**WHAT YOU WILL DO**: Keep only the lines of the data below that contain "rich", and copy them.
-- begin --
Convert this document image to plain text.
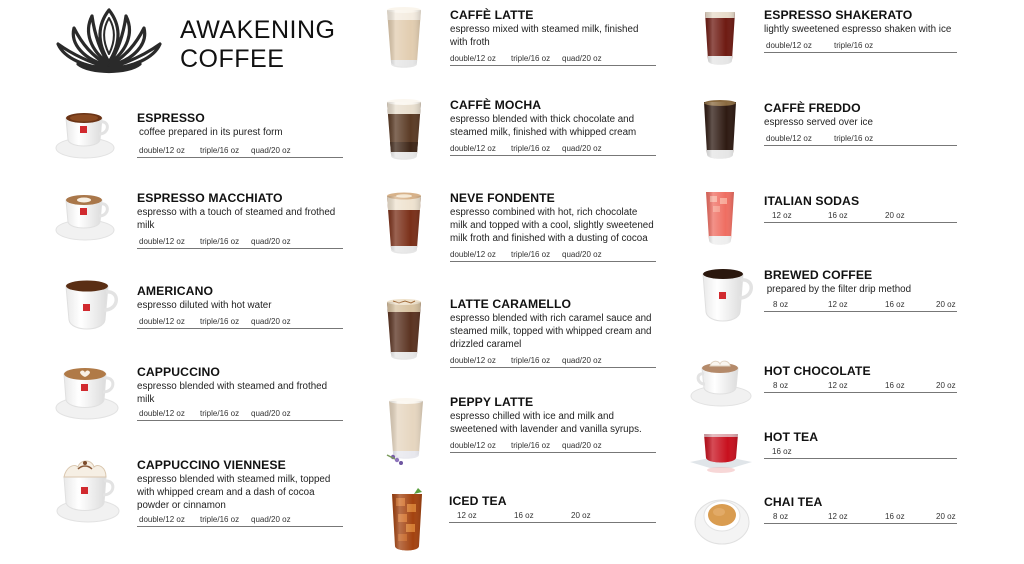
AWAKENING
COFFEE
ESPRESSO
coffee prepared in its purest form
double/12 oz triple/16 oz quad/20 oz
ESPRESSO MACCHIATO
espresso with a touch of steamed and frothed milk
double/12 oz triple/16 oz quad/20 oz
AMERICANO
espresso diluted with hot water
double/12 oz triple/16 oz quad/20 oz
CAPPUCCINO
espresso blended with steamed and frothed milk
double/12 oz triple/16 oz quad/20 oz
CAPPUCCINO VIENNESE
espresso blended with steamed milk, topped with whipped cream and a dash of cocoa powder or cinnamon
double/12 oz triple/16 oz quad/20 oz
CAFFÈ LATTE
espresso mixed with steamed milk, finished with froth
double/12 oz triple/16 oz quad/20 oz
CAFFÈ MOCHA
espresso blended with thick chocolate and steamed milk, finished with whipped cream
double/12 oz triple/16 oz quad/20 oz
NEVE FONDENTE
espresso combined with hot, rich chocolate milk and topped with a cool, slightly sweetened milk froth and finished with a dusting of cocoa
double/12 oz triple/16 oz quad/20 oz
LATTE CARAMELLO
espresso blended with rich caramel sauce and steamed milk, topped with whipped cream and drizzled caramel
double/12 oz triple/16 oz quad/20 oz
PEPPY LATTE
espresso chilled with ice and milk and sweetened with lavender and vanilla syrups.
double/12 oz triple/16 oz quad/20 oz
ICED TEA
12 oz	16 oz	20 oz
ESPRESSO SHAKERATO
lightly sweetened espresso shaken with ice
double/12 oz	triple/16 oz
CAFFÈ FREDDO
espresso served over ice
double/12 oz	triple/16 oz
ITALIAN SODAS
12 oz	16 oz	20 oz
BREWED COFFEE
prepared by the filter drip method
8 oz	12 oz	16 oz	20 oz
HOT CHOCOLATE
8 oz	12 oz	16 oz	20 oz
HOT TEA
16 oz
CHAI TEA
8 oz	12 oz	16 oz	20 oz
-- end --
-- begin --
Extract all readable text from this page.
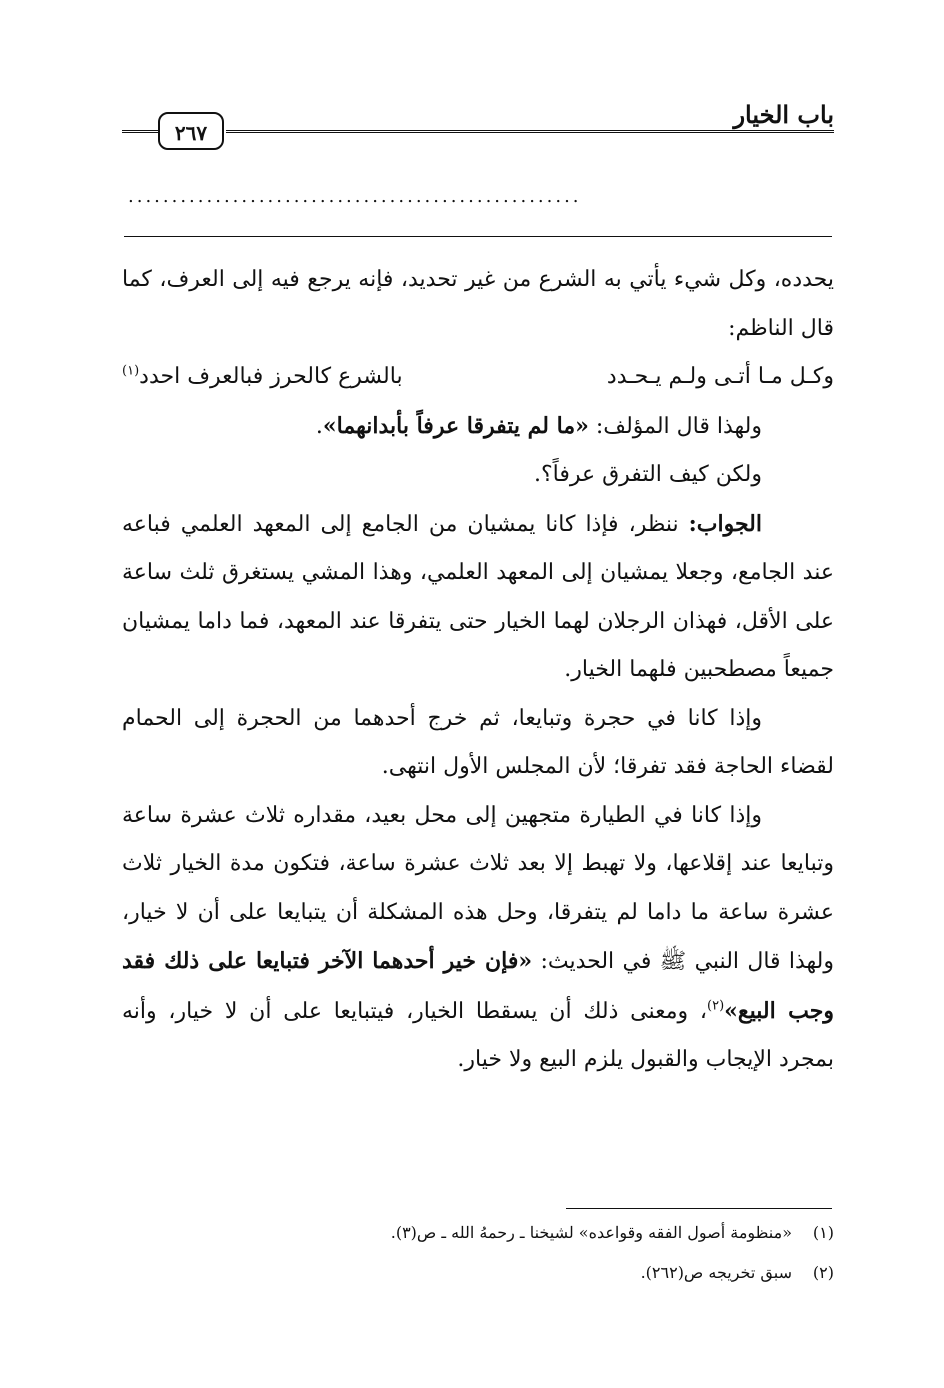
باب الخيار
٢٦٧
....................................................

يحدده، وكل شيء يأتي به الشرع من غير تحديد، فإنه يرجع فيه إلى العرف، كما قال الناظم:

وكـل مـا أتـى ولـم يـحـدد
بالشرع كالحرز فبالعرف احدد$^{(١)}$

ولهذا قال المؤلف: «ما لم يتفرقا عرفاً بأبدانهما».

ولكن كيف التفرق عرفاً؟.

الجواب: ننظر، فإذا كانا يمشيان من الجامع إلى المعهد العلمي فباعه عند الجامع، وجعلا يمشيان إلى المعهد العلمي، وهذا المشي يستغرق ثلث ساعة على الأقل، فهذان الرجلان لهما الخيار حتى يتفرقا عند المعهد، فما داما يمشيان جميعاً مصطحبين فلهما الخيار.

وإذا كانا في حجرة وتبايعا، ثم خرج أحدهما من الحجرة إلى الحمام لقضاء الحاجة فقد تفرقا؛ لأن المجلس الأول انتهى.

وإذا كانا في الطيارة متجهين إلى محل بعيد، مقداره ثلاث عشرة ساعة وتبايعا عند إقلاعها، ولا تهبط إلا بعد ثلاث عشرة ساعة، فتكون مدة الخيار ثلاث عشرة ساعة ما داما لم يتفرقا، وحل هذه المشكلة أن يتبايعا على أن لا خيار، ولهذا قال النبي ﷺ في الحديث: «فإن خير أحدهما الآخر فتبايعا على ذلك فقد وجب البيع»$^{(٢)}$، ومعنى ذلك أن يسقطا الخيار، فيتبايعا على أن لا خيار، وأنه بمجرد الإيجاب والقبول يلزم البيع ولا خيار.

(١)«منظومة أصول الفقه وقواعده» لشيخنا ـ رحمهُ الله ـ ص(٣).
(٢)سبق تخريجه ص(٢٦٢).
-- end --
**RESULT OF THE EXERCISE**:
espresso combined with hot, rich chocolate milk and topped with a cool, slightly sweetened milk froth and finished with a dusting of cocoa
espresso blended with rich caramel sauce and steamed milk, topped with whipped cream and drizzled caramel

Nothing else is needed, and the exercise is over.